Gather up the lines that contain "SampleFramework".

▶ _Data to process_
━━━━━━━━━━━━━━━━━━━━━━━━━━━━━━
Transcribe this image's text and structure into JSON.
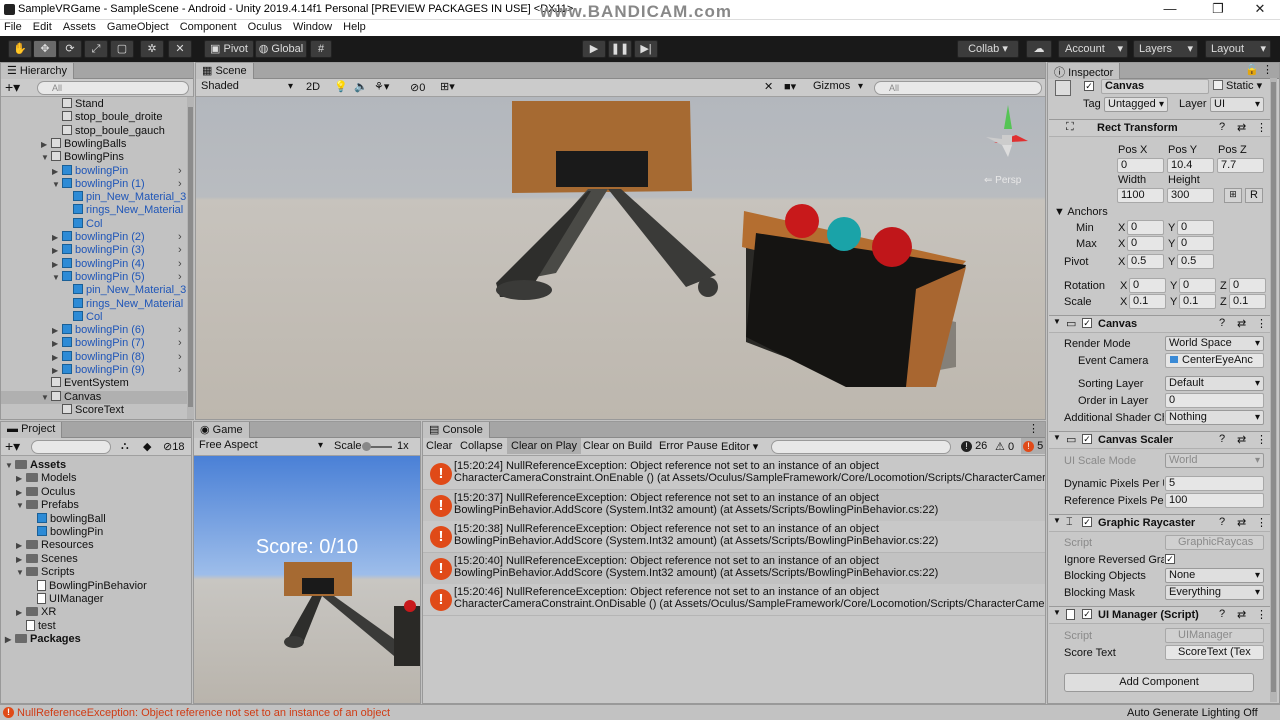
{
  "window": {
    "title": "SampleVRGame - SampleScene - Android - Unity 2019.4.14f1 Personal [PREVIEW PACKAGES IN USE] <DX11>",
    "watermark": "www.BANDICAM.com",
    "minimize": "—",
    "maximize": "❐",
    "close": "✕"
  },
  "menu": [
    "File",
    "Edit",
    "Assets",
    "GameObject",
    "Component",
    "Oculus",
    "Window",
    "Help"
  ],
  "toolbar": {
    "pivot": "Pivot",
    "global": "Global",
    "collab": "Collab ▾",
    "account": "Account",
    "layers": "Layers",
    "layout": "Layout"
  },
  "hierarchy": {
    "tab": "Hierarchy",
    "search_placeholder": "All",
    "items": [
      {
        "label": "Stand",
        "indent": 3,
        "prefab": false,
        "arrow": ""
      },
      {
        "label": "stop_boule_droite",
        "indent": 3,
        "prefab": false,
        "arrow": ""
      },
      {
        "label": "stop_boule_gauch",
        "indent": 3,
        "prefab": false,
        "arrow": ""
      },
      {
        "label": "BowlingBalls",
        "indent": 2,
        "prefab": false,
        "arrow": "▶"
      },
      {
        "label": "BowlingPins",
        "indent": 2,
        "prefab": false,
        "arrow": "▼"
      },
      {
        "label": "bowlingPin",
        "indent": 3,
        "prefab": true,
        "arrow": "▶"
      },
      {
        "label": "bowlingPin (1)",
        "indent": 3,
        "prefab": true,
        "arrow": "▼"
      },
      {
        "label": "pin_New_Material_3",
        "indent": 4,
        "prefab": true,
        "arrow": ""
      },
      {
        "label": "rings_New_Material",
        "indent": 4,
        "prefab": true,
        "arrow": ""
      },
      {
        "label": "Col",
        "indent": 4,
        "prefab": true,
        "arrow": ""
      },
      {
        "label": "bowlingPin (2)",
        "indent": 3,
        "prefab": true,
        "arrow": "▶"
      },
      {
        "label": "bowlingPin (3)",
        "indent": 3,
        "prefab": true,
        "arrow": "▶"
      },
      {
        "label": "bowlingPin (4)",
        "indent": 3,
        "prefab": true,
        "arrow": "▶"
      },
      {
        "label": "bowlingPin (5)",
        "indent": 3,
        "prefab": true,
        "arrow": "▼"
      },
      {
        "label": "pin_New_Material_3",
        "indent": 4,
        "prefab": true,
        "arrow": ""
      },
      {
        "label": "rings_New_Material",
        "indent": 4,
        "prefab": true,
        "arrow": ""
      },
      {
        "label": "Col",
        "indent": 4,
        "prefab": true,
        "arrow": ""
      },
      {
        "label": "bowlingPin (6)",
        "indent": 3,
        "prefab": true,
        "arrow": "▶"
      },
      {
        "label": "bowlingPin (7)",
        "indent": 3,
        "prefab": true,
        "arrow": "▶"
      },
      {
        "label": "bowlingPin (8)",
        "indent": 3,
        "prefab": true,
        "arrow": "▶"
      },
      {
        "label": "bowlingPin (9)",
        "indent": 3,
        "prefab": true,
        "arrow": "▶"
      },
      {
        "label": "EventSystem",
        "indent": 2,
        "prefab": false,
        "arrow": ""
      },
      {
        "label": "Canvas",
        "indent": 2,
        "prefab": false,
        "arrow": "▼"
      },
      {
        "label": "ScoreText",
        "indent": 3,
        "prefab": false,
        "arrow": ""
      }
    ]
  },
  "scene": {
    "tab": "Scene",
    "shading": "Shaded",
    "mode2d": "2D",
    "fx_count": "0",
    "gizmos": "Gizmos",
    "search_placeholder": "All",
    "persp": "Persp"
  },
  "project": {
    "tab": "Project",
    "count": "18",
    "tree": [
      {
        "label": "Assets",
        "indent": 0,
        "arrow": "▼",
        "type": "folder",
        "bold": true
      },
      {
        "label": "Models",
        "indent": 1,
        "arrow": "▶",
        "type": "folder",
        "bold": false
      },
      {
        "label": "Oculus",
        "indent": 1,
        "arrow": "▶",
        "type": "folder",
        "bold": false
      },
      {
        "label": "Prefabs",
        "indent": 1,
        "arrow": "▼",
        "type": "folder",
        "bold": false
      },
      {
        "label": "bowlingBall",
        "indent": 2,
        "arrow": "",
        "type": "prefab",
        "bold": false
      },
      {
        "label": "bowlingPin",
        "indent": 2,
        "arrow": "",
        "type": "prefab",
        "bold": false
      },
      {
        "label": "Resources",
        "indent": 1,
        "arrow": "▶",
        "type": "folder",
        "bold": false
      },
      {
        "label": "Scenes",
        "indent": 1,
        "arrow": "▶",
        "type": "folder",
        "bold": false
      },
      {
        "label": "Scripts",
        "indent": 1,
        "arrow": "▼",
        "type": "folder",
        "bold": false
      },
      {
        "label": "BowlingPinBehavior",
        "indent": 2,
        "arrow": "",
        "type": "script",
        "bold": false
      },
      {
        "label": "UIManager",
        "indent": 2,
        "arrow": "",
        "type": "script",
        "bold": false
      },
      {
        "label": "XR",
        "indent": 1,
        "arrow": "▶",
        "type": "folder",
        "bold": false
      },
      {
        "label": "test",
        "indent": 1,
        "arrow": "",
        "type": "script",
        "bold": false
      },
      {
        "label": "Packages",
        "indent": 0,
        "arrow": "▶",
        "type": "folder",
        "bold": true
      }
    ]
  },
  "game": {
    "tab": "Game",
    "aspect": "Free Aspect",
    "scale_label": "Scale",
    "scale_value": "1x",
    "score_text": "Score: 0/10"
  },
  "console": {
    "tab": "Console",
    "buttons": [
      "Clear",
      "Collapse",
      "Clear on Play",
      "Clear on Build",
      "Error Pause",
      "Editor ▾"
    ],
    "info_count": "26",
    "warn_count": "0",
    "error_count": "5",
    "entries": [
      {
        "line1": "[15:20:24] NullReferenceException: Object reference not set to an instance of an object",
        "line2": "CharacterCameraConstraint.OnEnable () (at Assets/Oculus/SampleFramework/Core/Locomotion/Scripts/CharacterCameraCo"
      },
      {
        "line1": "[15:20:37] NullReferenceException: Object reference not set to an instance of an object",
        "line2": "BowlingPinBehavior.AddScore (System.Int32 amount) (at Assets/Scripts/BowlingPinBehavior.cs:22)"
      },
      {
        "line1": "[15:20:38] NullReferenceException: Object reference not set to an instance of an object",
        "line2": "BowlingPinBehavior.AddScore (System.Int32 amount) (at Assets/Scripts/BowlingPinBehavior.cs:22)"
      },
      {
        "line1": "[15:20:40] NullReferenceException: Object reference not set to an instance of an object",
        "line2": "BowlingPinBehavior.AddScore (System.Int32 amount) (at Assets/Scripts/BowlingPinBehavior.cs:22)"
      },
      {
        "line1": "[15:20:46] NullReferenceException: Object reference not set to an instance of an object",
        "line2": "CharacterCameraConstraint.OnDisable () (at Assets/Oculus/SampleFramework/Core/Locomotion/Scripts/CharacterCamera"
      }
    ]
  },
  "inspector": {
    "tab": "Inspector",
    "object_name": "Canvas",
    "static_label": "Static ▾",
    "tag_label": "Tag",
    "tag_value": "Untagged",
    "layer_label": "Layer",
    "layer_value": "UI",
    "rect": {
      "title": "Rect Transform",
      "posx_label": "Pos X",
      "posy_label": "Pos Y",
      "posz_label": "Pos Z",
      "posx": "0",
      "posy": "10.4",
      "posz": "7.7",
      "width_label": "Width",
      "height_label": "Height",
      "width": "1100",
      "height": "300",
      "r_button": "R",
      "anchors_label": "Anchors",
      "min_label": "Min",
      "max_label": "Max",
      "min_x": "0",
      "min_y": "0",
      "max_x": "0",
      "max_y": "0",
      "pivot_label": "Pivot",
      "pivot_x": "0.5",
      "pivot_y": "0.5",
      "rotation_label": "Rotation",
      "rot_x": "0",
      "rot_y": "0",
      "rot_z": "0",
      "scale_label": "Scale",
      "scale_x": "0.1",
      "scale_y": "0.1",
      "scale_z": "0.1"
    },
    "canvas": {
      "title": "Canvas",
      "render_mode_label": "Render Mode",
      "render_mode": "World Space",
      "event_camera_label": "Event Camera",
      "event_camera": "CenterEyeAnc",
      "sorting_layer_label": "Sorting Layer",
      "sorting_layer": "Default",
      "order_label": "Order in Layer",
      "order": "0",
      "shader_label": "Additional Shader Ch",
      "shader": "Nothing"
    },
    "scaler": {
      "title": "Canvas Scaler",
      "ui_scale_label": "UI Scale Mode",
      "ui_scale": "World",
      "dpp_label": "Dynamic Pixels Per U",
      "dpp": "5",
      "rpp_label": "Reference Pixels Per",
      "rpp": "100"
    },
    "raycaster": {
      "title": "Graphic Raycaster",
      "script_label": "Script",
      "script": "GraphicRaycas",
      "ignore_label": "Ignore Reversed Gra",
      "blocking_objects_label": "Blocking Objects",
      "blocking_objects": "None",
      "blocking_mask_label": "Blocking Mask",
      "blocking_mask": "Everything"
    },
    "uimanager": {
      "title": "UI Manager (Script)",
      "script_label": "Script",
      "script": "UIManager",
      "score_label": "Score Text",
      "score": "ScoreText (Tex"
    },
    "add_component": "Add Component"
  },
  "statusbar": {
    "error": "NullReferenceException: Object reference not set to an instance of an object",
    "right": "Auto Generate Lighting Off"
  },
  "colors": {
    "error": "#e04a18",
    "prefab": "#1f56b8",
    "dark_toolbar": "#191919"
  }
}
━━━━━━━━━━━━━━━━━━━━━━━━━━━━━━
▶ _The solution_
        "line2": "CharacterCameraConstraint.OnEnable () (at Assets/Oculus/SampleFramework/Core/Locomotion/Scripts/CharacterCameraCo"
        "line2": "CharacterCameraConstraint.OnDisable () (at Assets/Oculus/SampleFramework/Core/Locomotion/Scripts/CharacterCamera"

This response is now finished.